▶ DIRECTIONS FOR THIS TASK
Emit a verbatim copy of the lines below from the line with "Reverse-engineer this chart into JSON." through the line with "Output the underlying", excluding pictures and everything outside that range.

(Extracted records)
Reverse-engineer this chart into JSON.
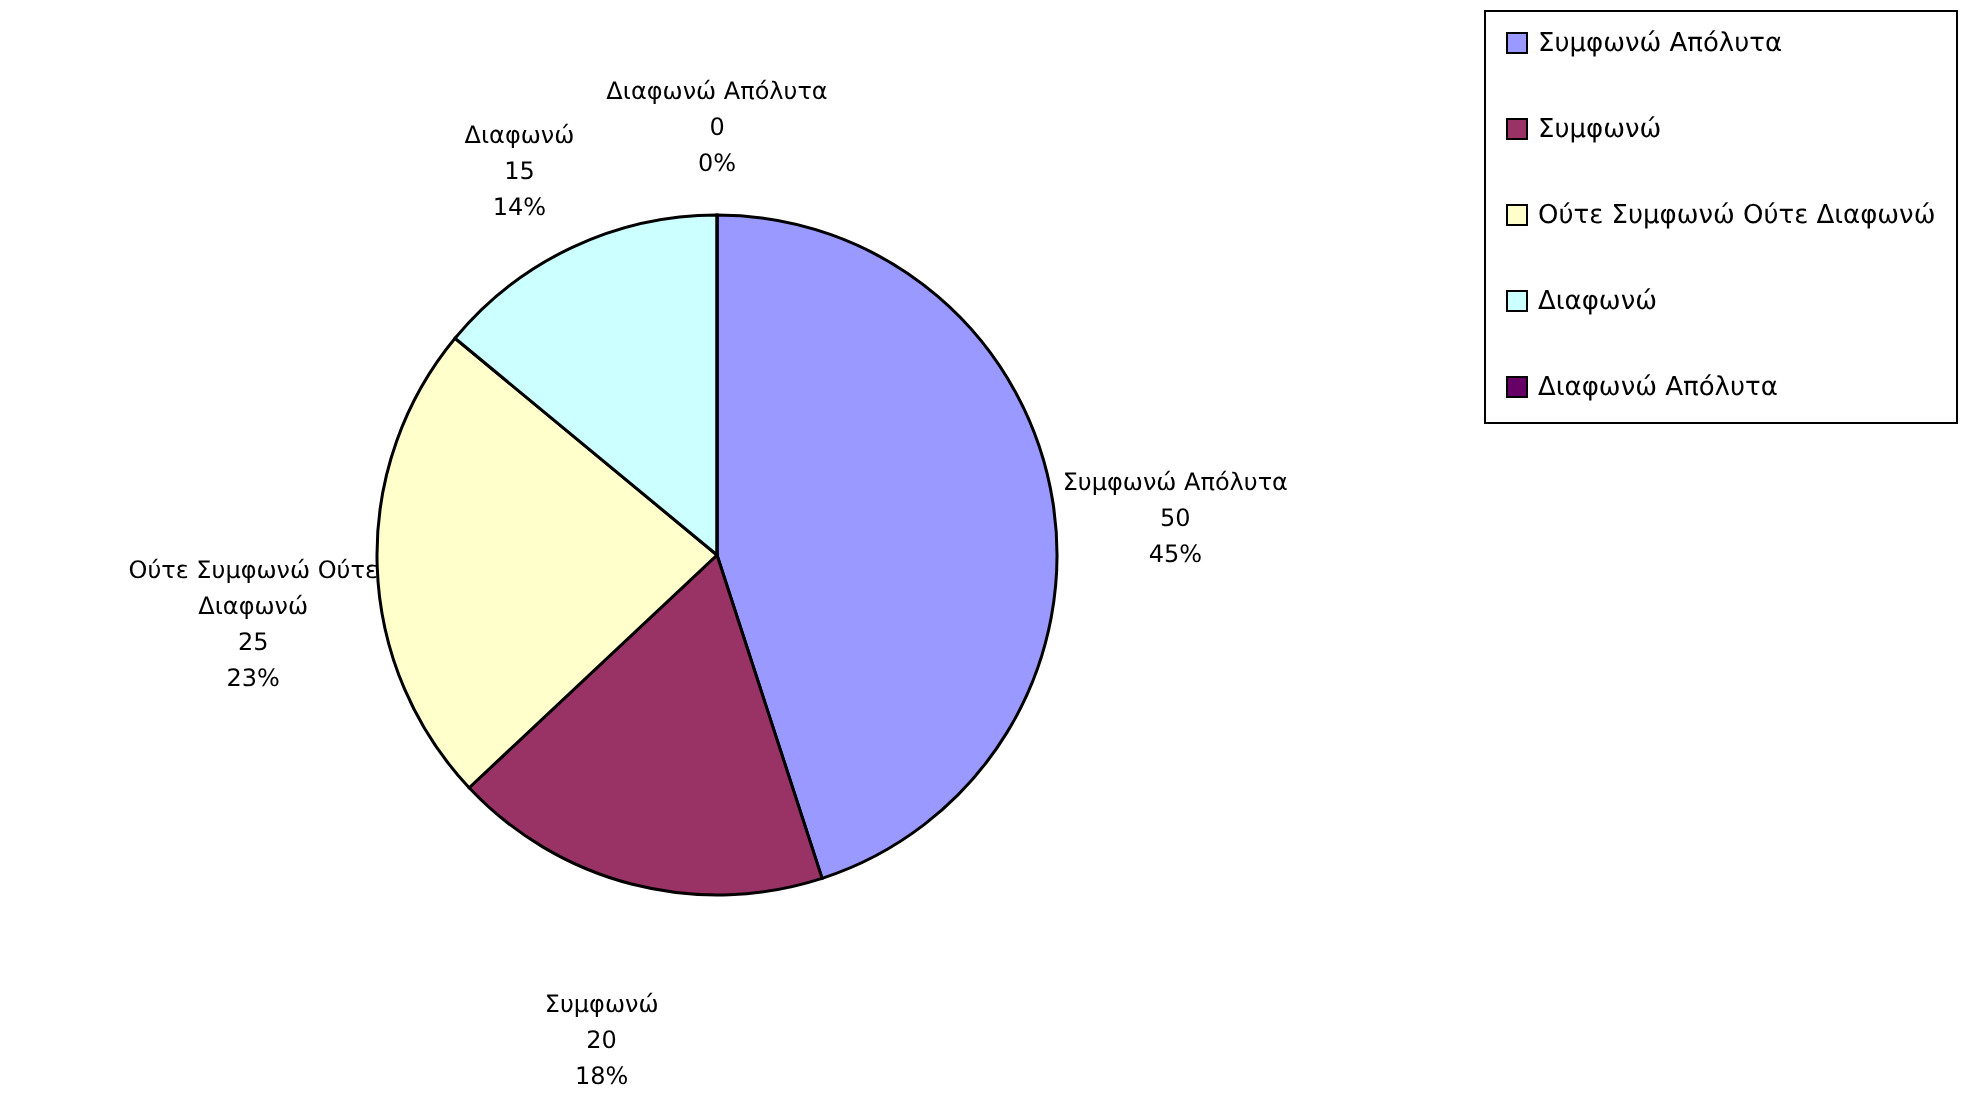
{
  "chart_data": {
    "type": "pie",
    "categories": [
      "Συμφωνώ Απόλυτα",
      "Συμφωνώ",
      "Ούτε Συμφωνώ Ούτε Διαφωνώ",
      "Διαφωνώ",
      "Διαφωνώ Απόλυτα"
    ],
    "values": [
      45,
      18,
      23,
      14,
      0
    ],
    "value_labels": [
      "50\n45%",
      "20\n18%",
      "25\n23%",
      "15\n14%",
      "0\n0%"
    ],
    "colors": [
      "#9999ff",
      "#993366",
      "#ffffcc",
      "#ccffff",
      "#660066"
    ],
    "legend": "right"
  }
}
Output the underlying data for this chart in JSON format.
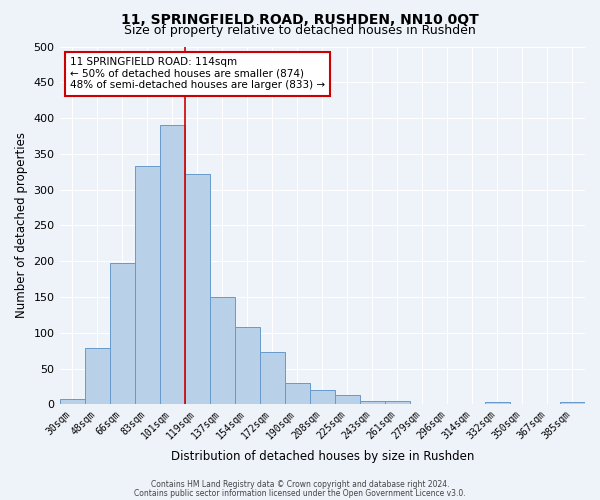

--

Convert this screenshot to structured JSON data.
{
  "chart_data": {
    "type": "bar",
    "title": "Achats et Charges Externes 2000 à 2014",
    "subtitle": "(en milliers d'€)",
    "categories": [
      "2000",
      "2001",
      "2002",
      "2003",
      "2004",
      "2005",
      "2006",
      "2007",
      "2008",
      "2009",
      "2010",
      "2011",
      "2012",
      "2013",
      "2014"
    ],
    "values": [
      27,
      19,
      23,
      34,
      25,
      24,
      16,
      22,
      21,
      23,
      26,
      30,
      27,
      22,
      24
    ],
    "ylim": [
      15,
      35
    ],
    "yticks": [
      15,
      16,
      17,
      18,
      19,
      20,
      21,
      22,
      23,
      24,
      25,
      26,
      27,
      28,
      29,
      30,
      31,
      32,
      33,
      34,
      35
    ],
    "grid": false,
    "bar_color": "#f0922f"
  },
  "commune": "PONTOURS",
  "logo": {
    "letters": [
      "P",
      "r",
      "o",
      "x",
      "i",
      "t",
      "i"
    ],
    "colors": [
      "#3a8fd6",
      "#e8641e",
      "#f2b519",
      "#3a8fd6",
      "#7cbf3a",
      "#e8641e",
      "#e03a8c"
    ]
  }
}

▶ EXERCISE SOLUTION
Reverse-engineer this chart into JSON.
{
  "chart_data": {
    "type": "pie",
    "categories": [
      "Συμφωνώ Απόλυτα",
      "Συμφωνώ",
      "Ούτε Συμφωνώ Ούτε Διαφωνώ",
      "Διαφωνώ",
      "Διαφωνώ Απόλυτα"
    ],
    "values": [
      45,
      18,
      23,
      14,
      0
    ],
    "value_labels": [
      "50\n45%",
      "20\n18%",
      "25\n23%",
      "15\n14%",
      "0\n0%"
    ],
    "colors": [
      "#9999ff",
      "#993366",
      "#ffffcc",
      "#ccffff",
      "#660066"
    ],
    "legend": "right"
  }
}
Output the underlying data for this chart in JSON format.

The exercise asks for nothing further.